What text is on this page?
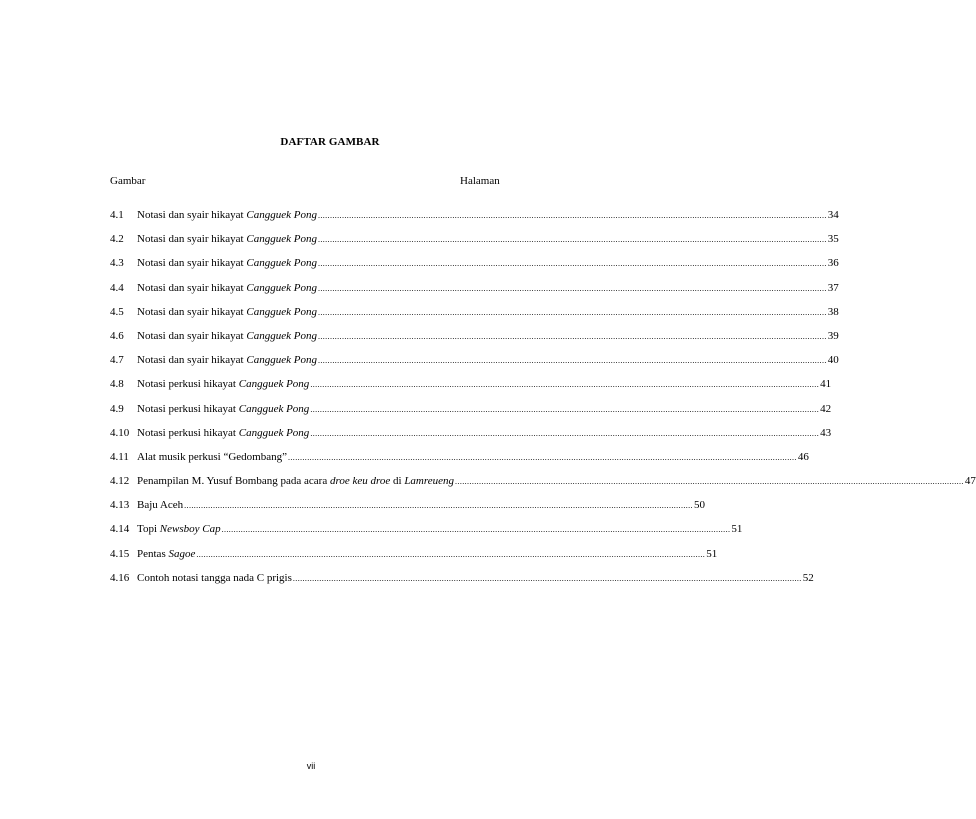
DAFTAR GAMBAR
Gambar	Halaman
4.1	Notasi dan syair hikayat Cangguek Pong .....	34
4.2	Notasi dan syair hikayat Cangguek Pong .....	35
4.3	Notasi dan syair hikayat Cangguek Pong .....	36
4.4	Notasi dan syair hikayat Cangguek Pong .....	37
4.5	Notasi dan syair hikayat Cangguek Pong .....	38
4.6	Notasi dan syair hikayat Cangguek Pong .....	39
4.7	Notasi dan syair hikayat Cangguek Pong .....	40
4.8	Notasi perkusi hikayat Cangguek Pong .....	41
4.9	Notasi perkusi hikayat Cangguek Pong .....	42
4.10 Notasi perkusi hikayat Cangguek Pong .....	43
4.11 Alat musik perkusi “Gedombang” .....	46
4.12 Penampilan M. Yusuf Bombang pada acara droe keu droe di Lamreueng .....	47
4.13 Baju Aceh .....	50
4.14 Topi Newsboy Cap .....	51
4.15 Pentas Sagoe .....	51
4.16 Contoh notasi tangga nada C prigis .....	52
vii
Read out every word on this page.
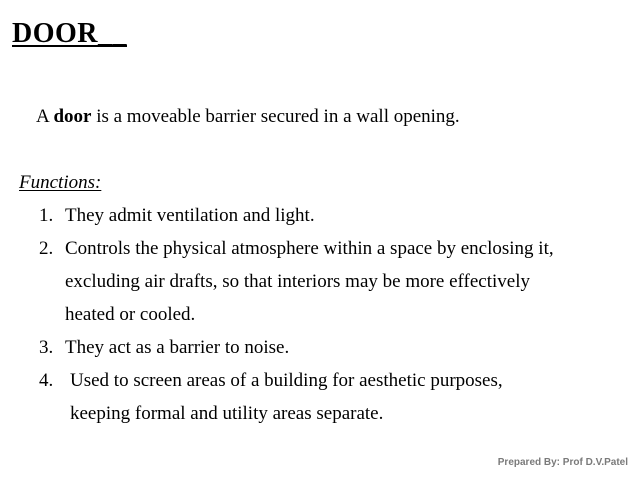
DOOR__
A door is a moveable barrier secured in a wall opening.
Functions:
1. They admit ventilation and light.
2. Controls the physical atmosphere within a space by enclosing it,
excluding air drafts, so that interiors may be more effectively
heated or cooled.
3. They act as a barrier to noise.
4. Used to screen areas of a building for aesthetic purposes,
keeping formal and utility areas separate.
Prepared By: Prof D.V.Patel
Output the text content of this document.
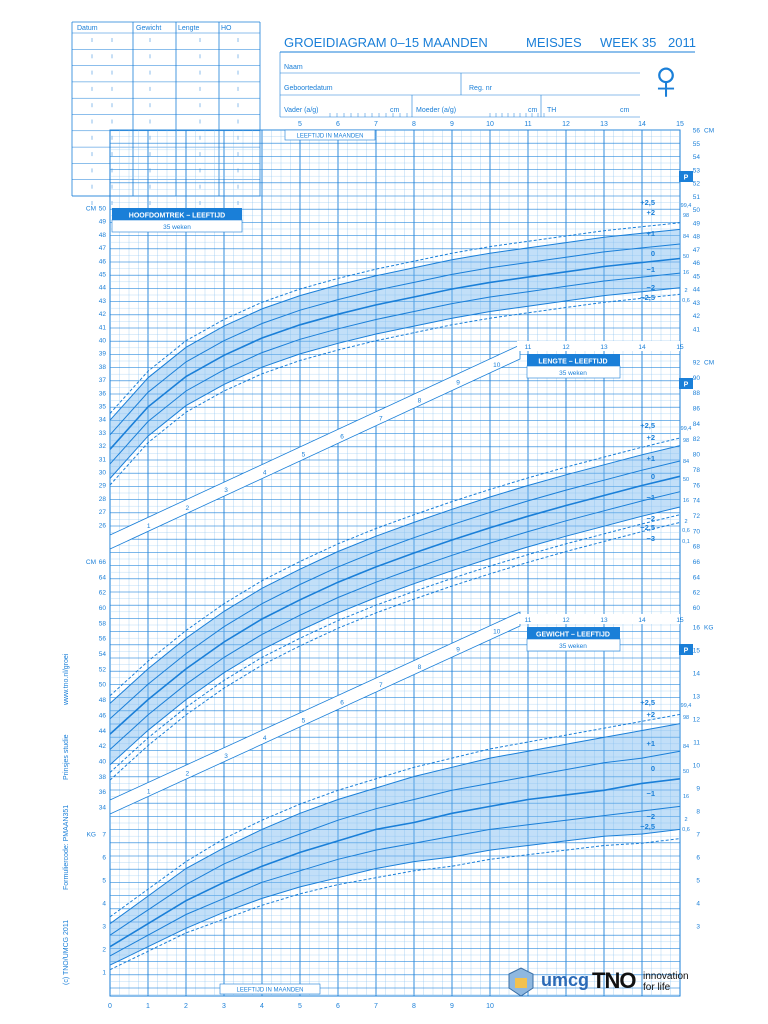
5	6	7	8	9	10	11	12	13	14	15
0	1	2	3	4	5	6	7	8	9	10
LEEFTIJD IN MAANDEN
LEEFTIJD IN MAANDEN
41
42
43
44
45
46
47
48
49
50
51
52
53
54
55
56 CM
26
27
28
29
30
31
32
33
34
35
36
37
38
39
40
41
42
43
44
45
46
47
48
49
50
CM
HOOFDOMTREK – LEEFTIJD
35 weken
P
+2,5
+2
+1
0
−1
−2
−2,5
99,4
98
84
50
16
2
0,6
60
62
64
66
68
70
72
74
76
78
80
82
84
86
88
90
92 CM
34
36
38
40
42
44
46
48
50
52
54
56
58
60
62
64
66
CM
LENGTE – LEEFTIJD
35 weken
P
+2,5
+2
+1
0
−1
−2
−2,5
−3
99,4
98
84
50
16
2
0,6
0,1
3
4
5
6
7
8
9
10
11
12
13
14
15
16 KG
1
2
3
4
5
6
7
KG
GEWICHT – LEEFTIJD
35 weken
P
+2,5
+2
+1
0
−1
−2
−2,5
99,4
98
84
50
16
2
0,6
1
2
3
4
5
6
7
8
9
10
1
2
3
4
5
6
7
8
9
10
11	12	13	14	15
11	12	13	14	15
GROEIDIAGRAM 0–15 MAANDEN	MEISJES WEEK 35 2011
♀
Datum	Gewicht Lengte	HO
Naam
Geboortedatum	Reg. nr
Vader (a/g)	cm Moeder (a/g)	cm TH	cm
www.tno.nl/groei
Prinsjes studie
Formuliercode: PMAAN351
(c) TNO/UMCG 2011	umcg TNO innovation
for life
——————————
● **Set task**:
Reproduce every line precisely as given, omitting all pictures.

● **Problem solution**:
What text is on this page?
DAFTAR GAMBAR
Gambar	Halaman
4.1	Notasi dan syair hikayat Cangguek Pong .....	34
4.2	Notasi dan syair hikayat Cangguek Pong .....	35
4.3	Notasi dan syair hikayat Cangguek Pong .....	36
4.4	Notasi dan syair hikayat Cangguek Pong .....	37
4.5	Notasi dan syair hikayat Cangguek Pong .....	38
4.6	Notasi dan syair hikayat Cangguek Pong .....	39
4.7	Notasi dan syair hikayat Cangguek Pong .....	40
4.8	Notasi perkusi hikayat Cangguek Pong .....	41
4.9	Notasi perkusi hikayat Cangguek Pong .....	42
4.10 Notasi perkusi hikayat Cangguek Pong .....	43
4.11 Alat musik perkusi “Gedombang” .....	46
4.12 Penampilan M. Yusuf Bombang pada acara droe keu droe di Lamreueng .....	47
4.13 Baju Aceh .....	50
4.14 Topi Newsboy Cap .....	51
4.15 Pentas Sagoe .....	51
4.16 Contoh notasi tangga nada C prigis .....	52
vii
Read out every word on this page.
DOOR__
A door is a moveable barrier secured in a wall opening.
Functions:
1. They admit ventilation and light.
2. Controls the physical atmosphere within a space by enclosing it,
excluding air drafts, so that interiors may be more effectively
heated or cooled.
3. They act as a barrier to noise.
4. Used to screen areas of a building for aesthetic purposes,
keeping formal and utility areas separate.
Prepared By: Prof D.V.Patel
Output the text content of this document.
5	6	7	8	9	10	11	12	13	14	15
0	1	2	3	4	5	6	7	8	9	10
LEEFTIJD IN MAANDEN
LEEFTIJD IN MAANDEN
41
42
43
44
45
46
47
48
49
50
51
52
53
54
55
56 CM
26
27
28
29
30
31
32
33
34
35
36
37
38
39
40
41
42
43
44
45
46
47
48
49
50
CM
HOOFDOMTREK – LEEFTIJD
35 weken
P
+2,5
+2
+1
0
−1
−2
−2,5
99,4
98
84
50
16
2
0,6
60
62
64
66
68
70
72
74
76
78
80
82
84
86
88
90
92 CM
34
36
38
40
42
44
46
48
50
52
54
56
58
60
62
64
66
CM
LENGTE – LEEFTIJD
35 weken
P
+2,5
+2
+1
0
−1
−2
−2,5
−3
99,4
98
84
50
16
2
0,6
0,1
3
4
5
6
7
8
9
10
11
12
13
14
15
16 KG
1
2
3
4
5
6
7
KG
GEWICHT – LEEFTIJD
35 weken
P
+2,5
+2
+1
0
−1
−2
−2,5
99,4
98
84
50
16
2
0,6
1
2
3
4
5
6
7
8
9
10
1
2
3
4
5
6
7
8
9
10
11	12	13	14	15
11	12	13	14	15
GROEIDIAGRAM 0–15 MAANDEN	MEISJES WEEK 35 2011
♀
Datum	Gewicht Lengte	HO
Naam
Geboortedatum	Reg. nr
Vader (a/g)	cm Moeder (a/g)	cm TH	cm
www.tno.nl/groei
Prinsjes studie
Formuliercode: PMAAN351
(c) TNO/UMCG 2011	umcg TNO innovation
for life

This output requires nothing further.